## Task objective
Gather each line containing the string "title" from these entries.
----
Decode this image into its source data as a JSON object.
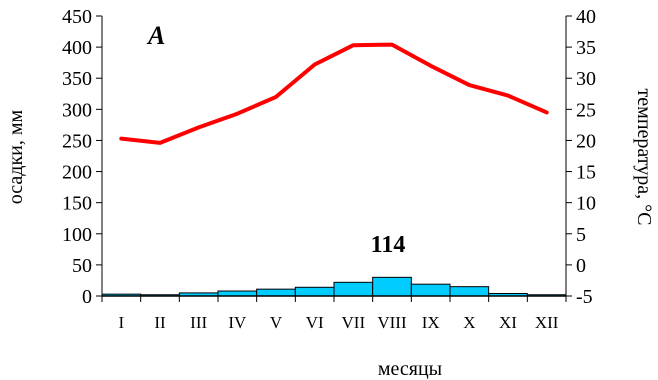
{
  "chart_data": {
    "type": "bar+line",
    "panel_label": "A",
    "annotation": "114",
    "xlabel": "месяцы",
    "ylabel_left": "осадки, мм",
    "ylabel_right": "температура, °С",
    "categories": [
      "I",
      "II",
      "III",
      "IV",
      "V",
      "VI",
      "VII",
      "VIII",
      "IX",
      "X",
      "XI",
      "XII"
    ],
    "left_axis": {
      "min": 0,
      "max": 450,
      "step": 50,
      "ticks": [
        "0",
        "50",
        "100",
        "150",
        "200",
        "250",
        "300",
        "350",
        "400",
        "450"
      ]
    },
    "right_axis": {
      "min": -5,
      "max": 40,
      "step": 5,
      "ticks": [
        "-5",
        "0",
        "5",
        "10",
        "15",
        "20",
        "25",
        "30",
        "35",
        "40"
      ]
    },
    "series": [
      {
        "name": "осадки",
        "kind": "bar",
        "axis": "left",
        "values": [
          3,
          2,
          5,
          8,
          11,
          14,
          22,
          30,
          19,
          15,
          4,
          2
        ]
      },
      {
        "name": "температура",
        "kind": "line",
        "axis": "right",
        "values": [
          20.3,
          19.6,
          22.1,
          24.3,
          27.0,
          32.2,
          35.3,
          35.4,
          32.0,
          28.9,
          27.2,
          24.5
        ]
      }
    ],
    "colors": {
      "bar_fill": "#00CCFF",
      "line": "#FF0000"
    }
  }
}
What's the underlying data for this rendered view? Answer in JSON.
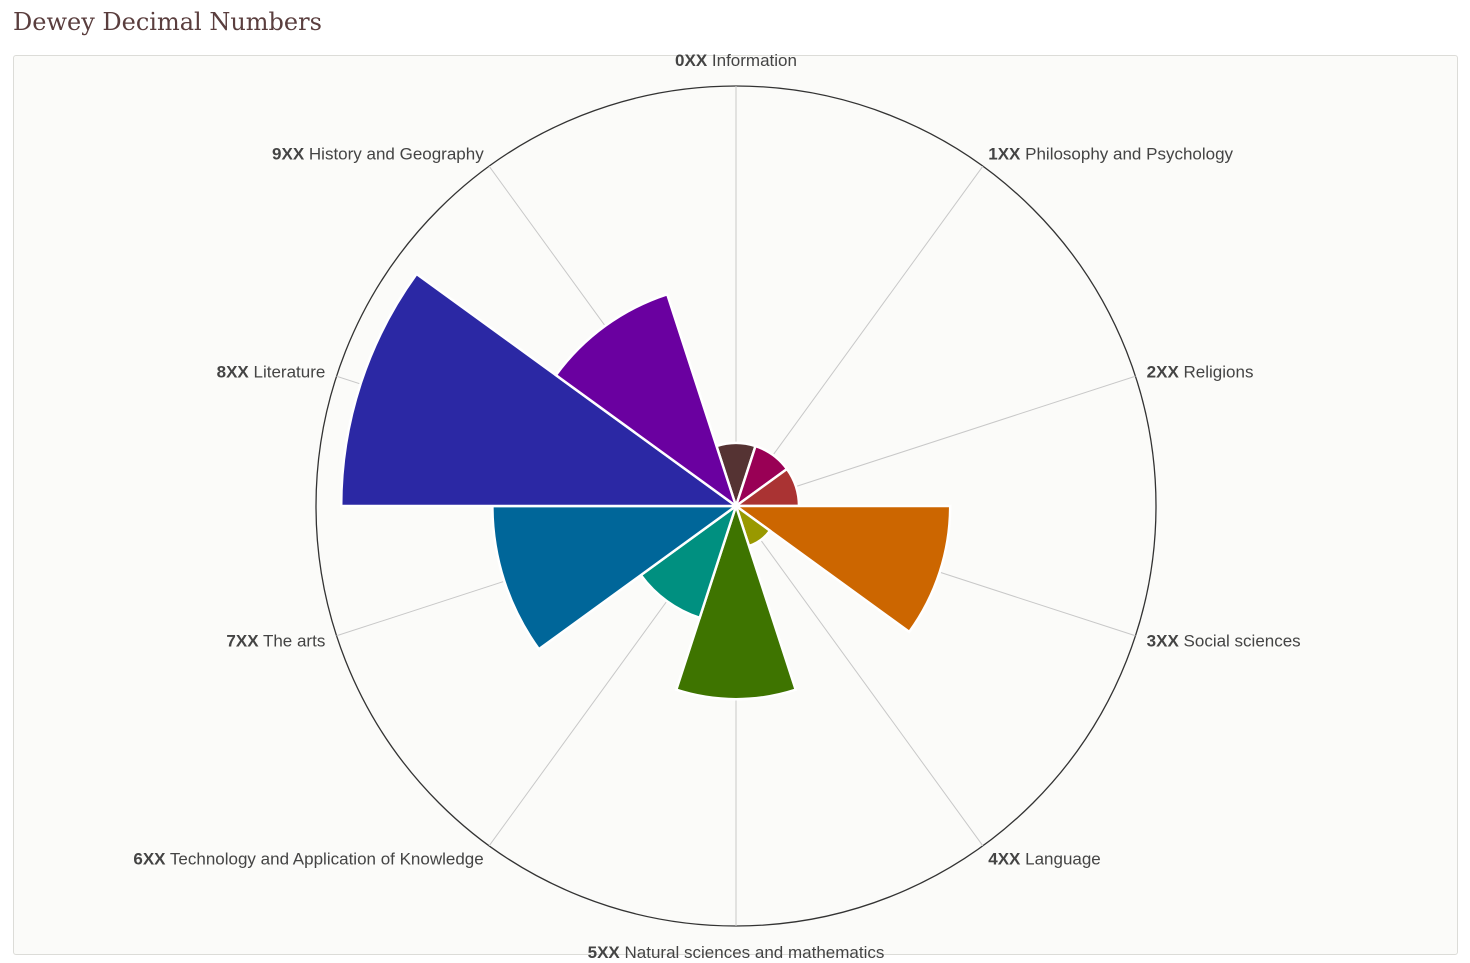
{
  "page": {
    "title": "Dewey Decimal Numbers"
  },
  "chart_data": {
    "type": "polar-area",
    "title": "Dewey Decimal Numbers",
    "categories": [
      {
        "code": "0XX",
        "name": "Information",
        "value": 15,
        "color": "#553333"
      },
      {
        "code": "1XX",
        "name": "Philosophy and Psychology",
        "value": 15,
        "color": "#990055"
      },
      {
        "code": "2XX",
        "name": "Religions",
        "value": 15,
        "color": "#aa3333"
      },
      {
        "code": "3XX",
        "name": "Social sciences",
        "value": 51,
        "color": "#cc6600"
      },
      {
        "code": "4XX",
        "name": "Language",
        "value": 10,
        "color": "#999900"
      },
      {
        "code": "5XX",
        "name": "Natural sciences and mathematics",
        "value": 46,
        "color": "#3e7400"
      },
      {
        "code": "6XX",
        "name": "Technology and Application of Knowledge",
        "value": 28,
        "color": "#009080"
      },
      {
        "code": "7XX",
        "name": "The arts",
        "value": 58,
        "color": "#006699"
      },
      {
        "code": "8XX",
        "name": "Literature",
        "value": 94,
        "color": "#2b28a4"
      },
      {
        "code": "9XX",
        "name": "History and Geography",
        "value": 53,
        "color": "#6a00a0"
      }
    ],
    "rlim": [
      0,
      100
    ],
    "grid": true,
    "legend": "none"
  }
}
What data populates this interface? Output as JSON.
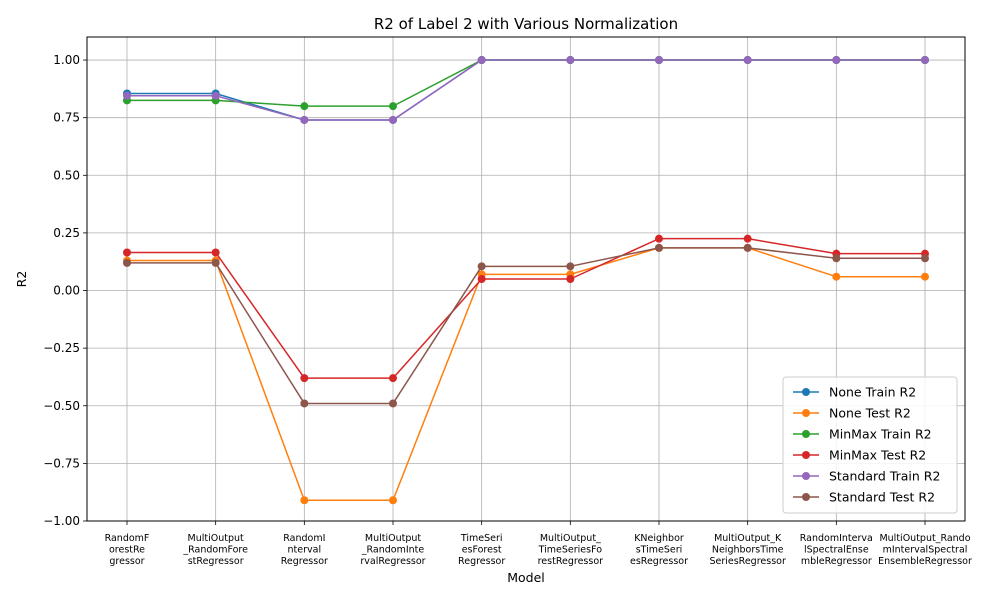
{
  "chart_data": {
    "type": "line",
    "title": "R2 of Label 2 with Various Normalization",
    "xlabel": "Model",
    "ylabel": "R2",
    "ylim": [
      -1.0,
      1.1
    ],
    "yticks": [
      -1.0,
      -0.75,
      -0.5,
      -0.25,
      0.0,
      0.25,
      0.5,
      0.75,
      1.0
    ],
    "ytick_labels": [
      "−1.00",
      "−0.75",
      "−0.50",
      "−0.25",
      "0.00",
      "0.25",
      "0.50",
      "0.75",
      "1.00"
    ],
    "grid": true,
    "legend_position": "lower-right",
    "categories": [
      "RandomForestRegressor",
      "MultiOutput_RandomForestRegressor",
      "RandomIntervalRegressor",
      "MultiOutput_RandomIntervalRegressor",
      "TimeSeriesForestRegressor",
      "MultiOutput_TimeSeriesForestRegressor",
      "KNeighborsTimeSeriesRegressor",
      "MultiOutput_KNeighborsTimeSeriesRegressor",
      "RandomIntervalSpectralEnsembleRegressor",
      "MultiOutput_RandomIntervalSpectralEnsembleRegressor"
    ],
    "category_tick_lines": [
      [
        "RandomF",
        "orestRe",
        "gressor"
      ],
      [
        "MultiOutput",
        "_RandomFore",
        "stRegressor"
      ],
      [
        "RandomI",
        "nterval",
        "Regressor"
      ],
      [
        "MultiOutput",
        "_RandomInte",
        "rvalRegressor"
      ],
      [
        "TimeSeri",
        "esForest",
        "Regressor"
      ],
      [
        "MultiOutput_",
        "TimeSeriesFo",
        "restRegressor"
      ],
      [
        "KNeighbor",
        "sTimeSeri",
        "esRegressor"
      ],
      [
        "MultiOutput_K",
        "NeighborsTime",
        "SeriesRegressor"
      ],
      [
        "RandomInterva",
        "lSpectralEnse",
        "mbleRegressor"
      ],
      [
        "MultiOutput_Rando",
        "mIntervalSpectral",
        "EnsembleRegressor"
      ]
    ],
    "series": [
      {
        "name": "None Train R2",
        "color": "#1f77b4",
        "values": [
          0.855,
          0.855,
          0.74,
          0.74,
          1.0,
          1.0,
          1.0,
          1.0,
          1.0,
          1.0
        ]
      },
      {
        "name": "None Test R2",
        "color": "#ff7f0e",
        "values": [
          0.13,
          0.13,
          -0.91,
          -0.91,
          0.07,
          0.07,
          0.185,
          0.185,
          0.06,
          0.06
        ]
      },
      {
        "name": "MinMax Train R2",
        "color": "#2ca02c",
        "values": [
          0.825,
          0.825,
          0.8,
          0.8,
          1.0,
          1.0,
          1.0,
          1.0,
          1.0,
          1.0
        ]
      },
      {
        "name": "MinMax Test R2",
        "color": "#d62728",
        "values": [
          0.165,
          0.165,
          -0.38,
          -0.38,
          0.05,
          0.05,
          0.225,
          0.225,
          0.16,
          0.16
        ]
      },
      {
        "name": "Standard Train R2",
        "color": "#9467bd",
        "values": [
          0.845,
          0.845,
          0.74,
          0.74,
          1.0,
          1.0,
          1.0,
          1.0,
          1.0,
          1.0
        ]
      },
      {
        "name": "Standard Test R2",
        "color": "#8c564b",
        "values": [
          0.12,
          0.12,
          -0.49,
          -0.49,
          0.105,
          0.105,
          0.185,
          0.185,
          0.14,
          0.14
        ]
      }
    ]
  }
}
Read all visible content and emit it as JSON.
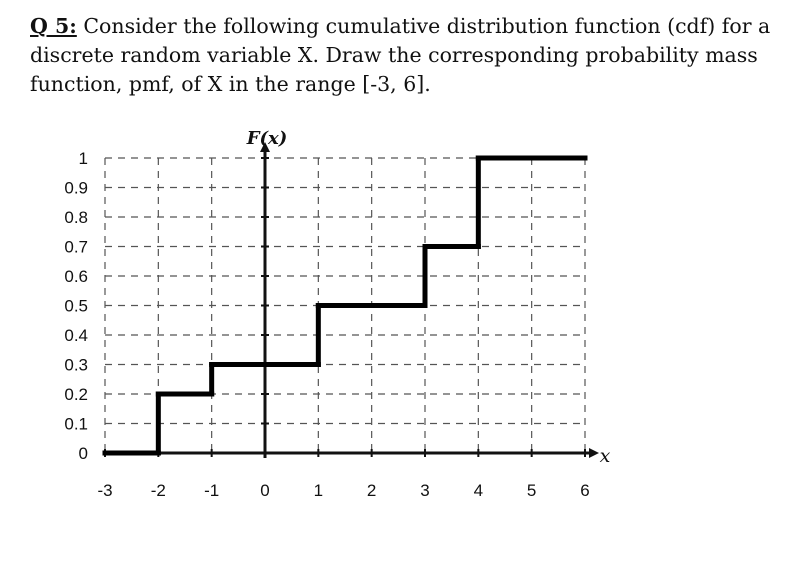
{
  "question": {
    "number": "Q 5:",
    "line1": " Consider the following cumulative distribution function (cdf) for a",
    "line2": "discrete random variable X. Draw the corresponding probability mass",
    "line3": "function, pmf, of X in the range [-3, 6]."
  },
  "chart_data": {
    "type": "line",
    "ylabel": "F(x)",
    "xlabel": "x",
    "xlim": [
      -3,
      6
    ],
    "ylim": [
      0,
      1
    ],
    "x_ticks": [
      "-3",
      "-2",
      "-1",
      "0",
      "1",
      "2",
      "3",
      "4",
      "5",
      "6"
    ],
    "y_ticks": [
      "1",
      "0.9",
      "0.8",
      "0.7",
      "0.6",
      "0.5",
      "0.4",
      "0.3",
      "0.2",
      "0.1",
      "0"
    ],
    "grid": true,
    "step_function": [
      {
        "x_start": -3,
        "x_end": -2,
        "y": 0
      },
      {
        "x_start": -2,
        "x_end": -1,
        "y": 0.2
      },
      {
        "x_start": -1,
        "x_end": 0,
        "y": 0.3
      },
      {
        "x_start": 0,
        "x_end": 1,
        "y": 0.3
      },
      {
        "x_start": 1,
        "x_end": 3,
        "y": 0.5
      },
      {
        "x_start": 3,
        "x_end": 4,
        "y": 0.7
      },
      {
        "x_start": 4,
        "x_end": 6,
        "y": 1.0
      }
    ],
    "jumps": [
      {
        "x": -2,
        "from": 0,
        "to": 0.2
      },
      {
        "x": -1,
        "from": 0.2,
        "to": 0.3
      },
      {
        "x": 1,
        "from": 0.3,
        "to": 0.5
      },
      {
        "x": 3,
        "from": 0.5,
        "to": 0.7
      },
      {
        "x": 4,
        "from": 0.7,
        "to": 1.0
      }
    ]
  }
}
----
## Exercise answer
    "title": "Dewey Decimal Numbers"
    "title": "Dewey Decimal Numbers",
    "title": "R2 of Label 2 with Various Normalization",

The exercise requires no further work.